- **Required work**
Identify the lines containing the word "type". Copy each one.

----- Data records -----

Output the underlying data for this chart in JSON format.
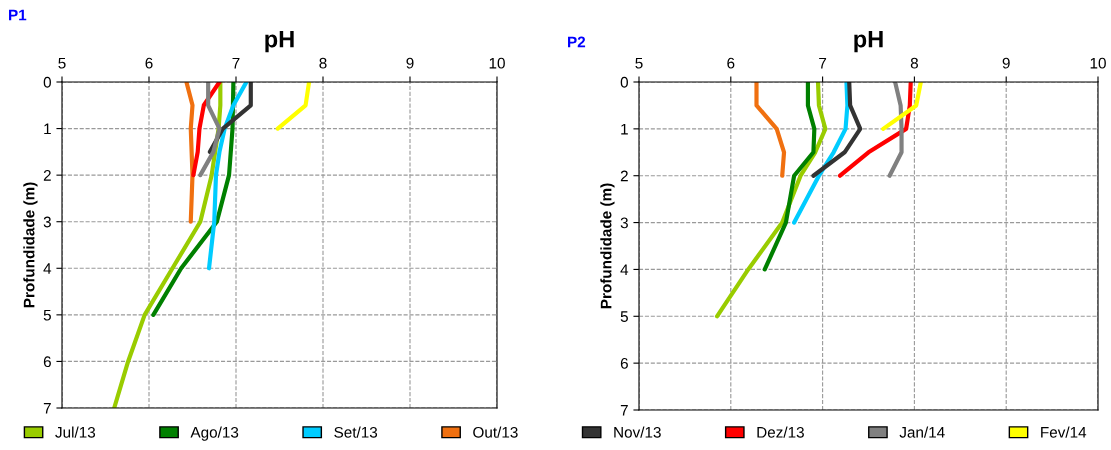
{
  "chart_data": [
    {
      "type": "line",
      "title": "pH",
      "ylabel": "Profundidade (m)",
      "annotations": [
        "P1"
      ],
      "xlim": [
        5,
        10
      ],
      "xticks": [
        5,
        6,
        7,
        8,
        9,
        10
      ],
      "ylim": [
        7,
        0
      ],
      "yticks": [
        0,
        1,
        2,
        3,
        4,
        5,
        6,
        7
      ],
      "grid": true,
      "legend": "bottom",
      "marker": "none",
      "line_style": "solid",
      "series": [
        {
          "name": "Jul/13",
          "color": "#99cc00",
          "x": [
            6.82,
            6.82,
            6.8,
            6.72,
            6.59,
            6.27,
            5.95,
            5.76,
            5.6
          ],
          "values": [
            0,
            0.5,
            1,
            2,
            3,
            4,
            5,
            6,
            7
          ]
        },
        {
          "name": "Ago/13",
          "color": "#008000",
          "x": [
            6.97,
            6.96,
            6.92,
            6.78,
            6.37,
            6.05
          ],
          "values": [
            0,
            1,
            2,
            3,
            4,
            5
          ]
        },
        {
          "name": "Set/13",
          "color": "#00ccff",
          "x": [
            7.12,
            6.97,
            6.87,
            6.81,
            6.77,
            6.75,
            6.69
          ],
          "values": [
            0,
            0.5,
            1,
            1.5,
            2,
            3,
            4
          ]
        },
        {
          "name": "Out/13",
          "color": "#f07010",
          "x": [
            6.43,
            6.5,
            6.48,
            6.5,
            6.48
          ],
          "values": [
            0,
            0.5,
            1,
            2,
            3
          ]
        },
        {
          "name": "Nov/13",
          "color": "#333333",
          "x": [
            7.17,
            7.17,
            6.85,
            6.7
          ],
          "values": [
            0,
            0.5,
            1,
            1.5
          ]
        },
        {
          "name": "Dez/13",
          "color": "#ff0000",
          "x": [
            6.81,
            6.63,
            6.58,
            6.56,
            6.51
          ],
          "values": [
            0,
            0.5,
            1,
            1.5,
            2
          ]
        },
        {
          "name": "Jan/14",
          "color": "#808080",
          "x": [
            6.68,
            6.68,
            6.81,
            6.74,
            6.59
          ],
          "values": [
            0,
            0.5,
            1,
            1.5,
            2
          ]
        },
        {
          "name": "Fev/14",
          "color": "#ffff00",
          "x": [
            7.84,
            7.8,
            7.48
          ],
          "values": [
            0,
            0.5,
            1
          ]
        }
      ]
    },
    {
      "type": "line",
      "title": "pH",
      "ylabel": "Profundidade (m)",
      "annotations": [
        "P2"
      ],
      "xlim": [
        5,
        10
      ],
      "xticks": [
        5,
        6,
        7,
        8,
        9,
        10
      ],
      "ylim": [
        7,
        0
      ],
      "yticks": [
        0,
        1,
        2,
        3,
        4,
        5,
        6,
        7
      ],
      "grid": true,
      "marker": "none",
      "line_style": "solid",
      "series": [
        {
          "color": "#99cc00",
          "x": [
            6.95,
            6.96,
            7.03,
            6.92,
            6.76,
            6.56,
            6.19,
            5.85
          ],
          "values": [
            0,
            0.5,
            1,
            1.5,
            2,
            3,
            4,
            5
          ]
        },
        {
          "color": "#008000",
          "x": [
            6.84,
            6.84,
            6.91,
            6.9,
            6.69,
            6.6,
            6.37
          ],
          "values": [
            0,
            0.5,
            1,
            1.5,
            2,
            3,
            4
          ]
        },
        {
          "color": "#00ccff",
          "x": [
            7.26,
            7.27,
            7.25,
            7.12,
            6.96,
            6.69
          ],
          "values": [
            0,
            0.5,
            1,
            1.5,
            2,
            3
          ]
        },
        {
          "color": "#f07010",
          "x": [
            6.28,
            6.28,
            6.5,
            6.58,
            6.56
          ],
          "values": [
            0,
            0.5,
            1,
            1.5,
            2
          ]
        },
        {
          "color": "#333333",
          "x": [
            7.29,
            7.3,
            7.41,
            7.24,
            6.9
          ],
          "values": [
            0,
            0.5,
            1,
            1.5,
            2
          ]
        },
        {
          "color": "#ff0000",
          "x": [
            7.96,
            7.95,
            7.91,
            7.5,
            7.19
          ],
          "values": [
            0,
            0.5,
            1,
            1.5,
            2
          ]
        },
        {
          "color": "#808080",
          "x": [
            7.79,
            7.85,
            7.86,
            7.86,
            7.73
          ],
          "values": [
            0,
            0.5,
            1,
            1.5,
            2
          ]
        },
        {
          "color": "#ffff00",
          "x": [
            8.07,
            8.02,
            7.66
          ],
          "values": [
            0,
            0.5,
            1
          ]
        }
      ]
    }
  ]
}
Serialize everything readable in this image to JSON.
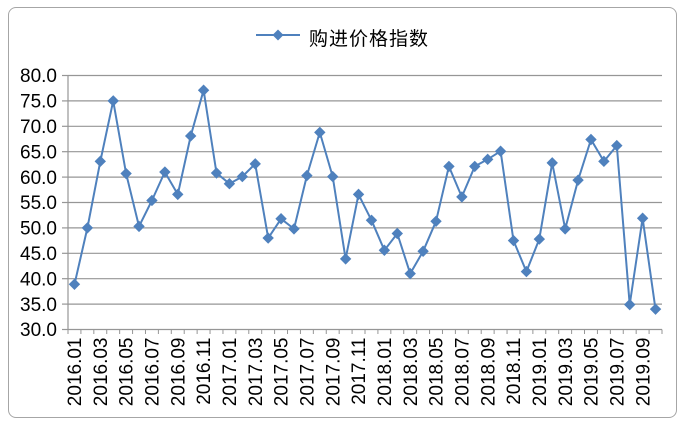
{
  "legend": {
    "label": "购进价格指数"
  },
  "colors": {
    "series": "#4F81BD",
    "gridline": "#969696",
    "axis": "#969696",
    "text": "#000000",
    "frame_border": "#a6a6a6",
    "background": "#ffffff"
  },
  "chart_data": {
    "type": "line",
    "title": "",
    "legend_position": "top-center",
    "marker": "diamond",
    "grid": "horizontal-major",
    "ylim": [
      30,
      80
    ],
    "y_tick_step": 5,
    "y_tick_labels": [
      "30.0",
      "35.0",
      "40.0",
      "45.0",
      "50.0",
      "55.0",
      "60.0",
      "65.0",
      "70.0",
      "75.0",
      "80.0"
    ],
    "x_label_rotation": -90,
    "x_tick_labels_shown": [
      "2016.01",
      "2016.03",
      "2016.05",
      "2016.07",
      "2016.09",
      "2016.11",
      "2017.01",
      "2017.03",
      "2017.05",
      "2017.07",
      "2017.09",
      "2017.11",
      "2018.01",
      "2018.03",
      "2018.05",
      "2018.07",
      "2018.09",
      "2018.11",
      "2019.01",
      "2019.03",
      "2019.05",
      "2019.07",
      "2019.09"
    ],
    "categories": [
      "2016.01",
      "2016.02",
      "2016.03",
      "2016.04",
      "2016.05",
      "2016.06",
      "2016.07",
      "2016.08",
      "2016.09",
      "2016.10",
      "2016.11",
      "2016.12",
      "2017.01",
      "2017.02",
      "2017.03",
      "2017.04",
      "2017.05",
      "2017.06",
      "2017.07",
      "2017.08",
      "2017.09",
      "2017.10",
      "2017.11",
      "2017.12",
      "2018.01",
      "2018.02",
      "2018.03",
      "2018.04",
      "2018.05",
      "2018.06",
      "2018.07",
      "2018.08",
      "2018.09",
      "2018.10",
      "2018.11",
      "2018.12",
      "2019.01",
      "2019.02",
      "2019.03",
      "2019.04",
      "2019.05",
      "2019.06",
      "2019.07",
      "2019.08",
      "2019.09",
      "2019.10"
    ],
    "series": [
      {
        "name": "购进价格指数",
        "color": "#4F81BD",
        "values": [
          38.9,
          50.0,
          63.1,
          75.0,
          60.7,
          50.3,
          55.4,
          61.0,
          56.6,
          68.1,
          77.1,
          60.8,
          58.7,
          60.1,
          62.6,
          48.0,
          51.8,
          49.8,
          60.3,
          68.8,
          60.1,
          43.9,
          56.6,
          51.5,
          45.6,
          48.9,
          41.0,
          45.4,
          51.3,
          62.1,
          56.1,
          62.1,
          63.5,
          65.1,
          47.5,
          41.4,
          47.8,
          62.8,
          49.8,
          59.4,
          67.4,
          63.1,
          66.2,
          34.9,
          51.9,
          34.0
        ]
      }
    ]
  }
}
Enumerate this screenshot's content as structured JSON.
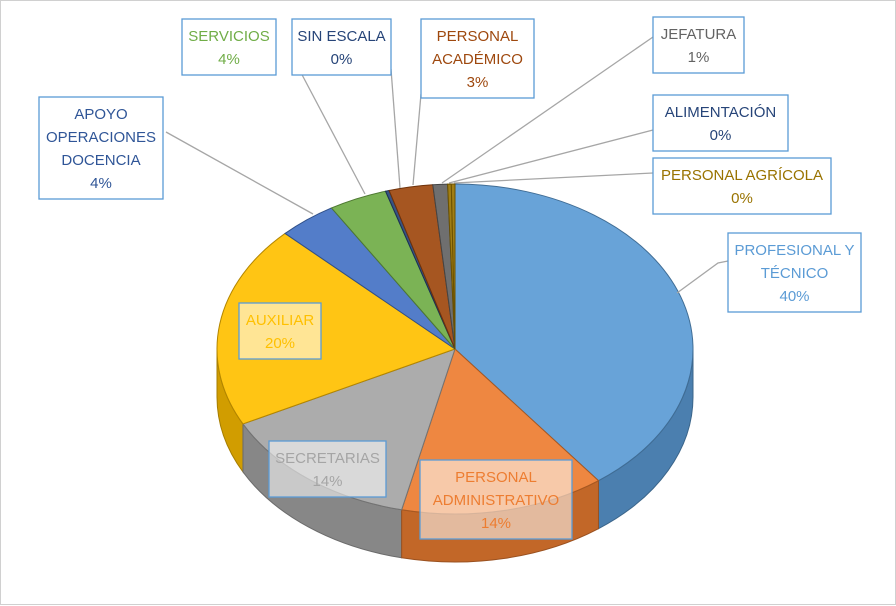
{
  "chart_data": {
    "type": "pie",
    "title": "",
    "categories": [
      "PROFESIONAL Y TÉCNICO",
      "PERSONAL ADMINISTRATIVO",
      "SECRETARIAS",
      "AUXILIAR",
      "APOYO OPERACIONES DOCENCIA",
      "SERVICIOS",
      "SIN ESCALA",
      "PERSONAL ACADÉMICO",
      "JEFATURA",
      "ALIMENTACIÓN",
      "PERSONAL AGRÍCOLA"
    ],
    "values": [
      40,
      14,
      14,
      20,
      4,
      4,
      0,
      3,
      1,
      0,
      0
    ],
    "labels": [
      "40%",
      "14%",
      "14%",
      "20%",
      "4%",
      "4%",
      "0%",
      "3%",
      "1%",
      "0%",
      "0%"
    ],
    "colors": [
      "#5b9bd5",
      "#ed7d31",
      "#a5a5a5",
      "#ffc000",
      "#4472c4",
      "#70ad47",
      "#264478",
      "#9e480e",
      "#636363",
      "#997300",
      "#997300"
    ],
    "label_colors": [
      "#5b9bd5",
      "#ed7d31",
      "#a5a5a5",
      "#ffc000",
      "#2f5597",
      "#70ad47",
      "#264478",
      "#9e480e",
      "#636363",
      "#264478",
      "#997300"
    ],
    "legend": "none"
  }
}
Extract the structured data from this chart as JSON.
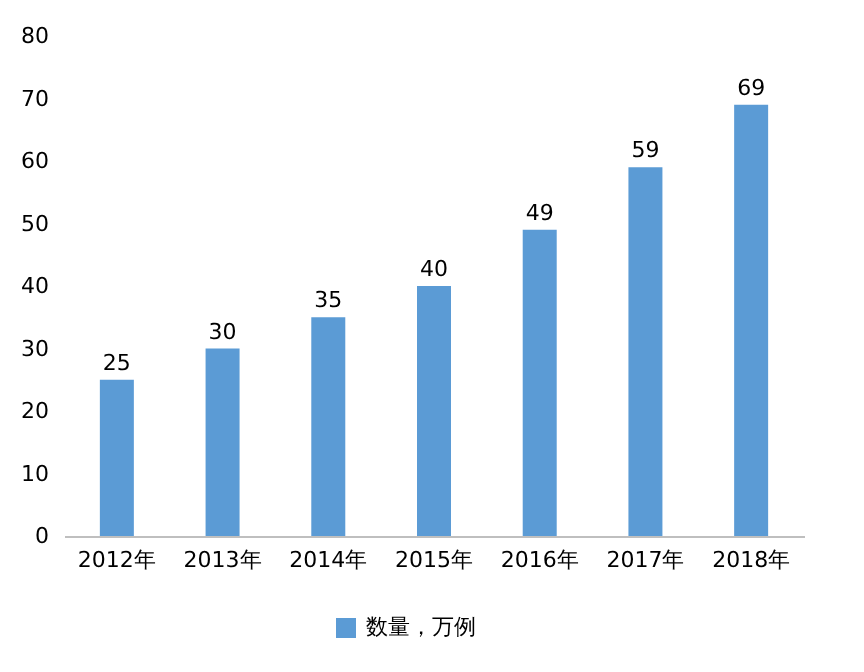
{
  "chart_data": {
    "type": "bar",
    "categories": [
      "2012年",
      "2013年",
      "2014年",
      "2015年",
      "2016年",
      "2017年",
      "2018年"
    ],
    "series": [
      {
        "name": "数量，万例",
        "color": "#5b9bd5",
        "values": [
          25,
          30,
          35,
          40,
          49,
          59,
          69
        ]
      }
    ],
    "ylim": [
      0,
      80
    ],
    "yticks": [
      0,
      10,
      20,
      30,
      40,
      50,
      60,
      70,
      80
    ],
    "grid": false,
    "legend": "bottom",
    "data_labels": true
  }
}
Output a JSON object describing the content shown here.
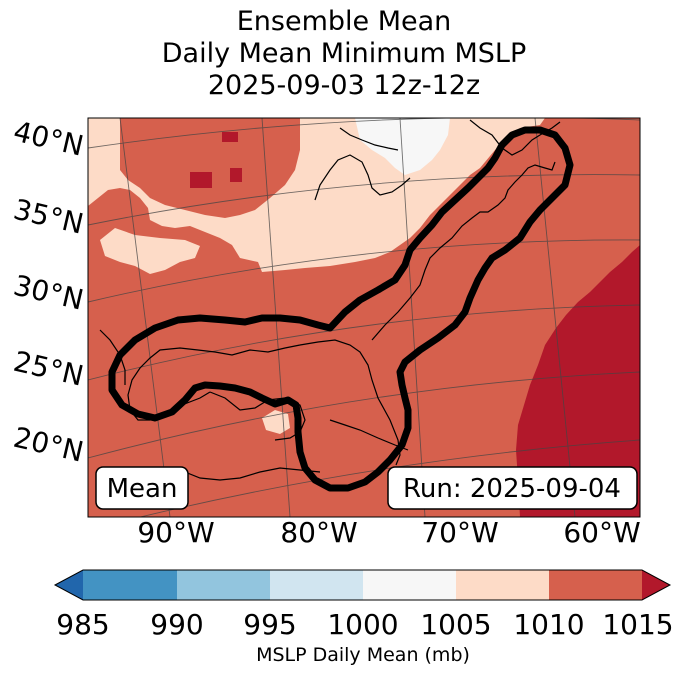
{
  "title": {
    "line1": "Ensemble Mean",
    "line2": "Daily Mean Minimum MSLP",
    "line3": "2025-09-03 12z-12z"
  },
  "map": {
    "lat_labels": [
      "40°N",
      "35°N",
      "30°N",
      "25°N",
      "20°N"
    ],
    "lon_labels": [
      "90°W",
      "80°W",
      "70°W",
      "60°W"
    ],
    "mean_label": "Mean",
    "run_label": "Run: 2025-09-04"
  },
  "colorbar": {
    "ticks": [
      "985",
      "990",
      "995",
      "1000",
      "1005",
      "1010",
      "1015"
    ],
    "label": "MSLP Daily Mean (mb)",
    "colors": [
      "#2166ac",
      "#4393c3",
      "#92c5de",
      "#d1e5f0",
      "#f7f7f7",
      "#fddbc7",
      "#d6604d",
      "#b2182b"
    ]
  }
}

-----

- **Answer to the task**
      "type": "line",
      "type": "line",
    "type": "line",
    "type": "pie",
    "type": "bar",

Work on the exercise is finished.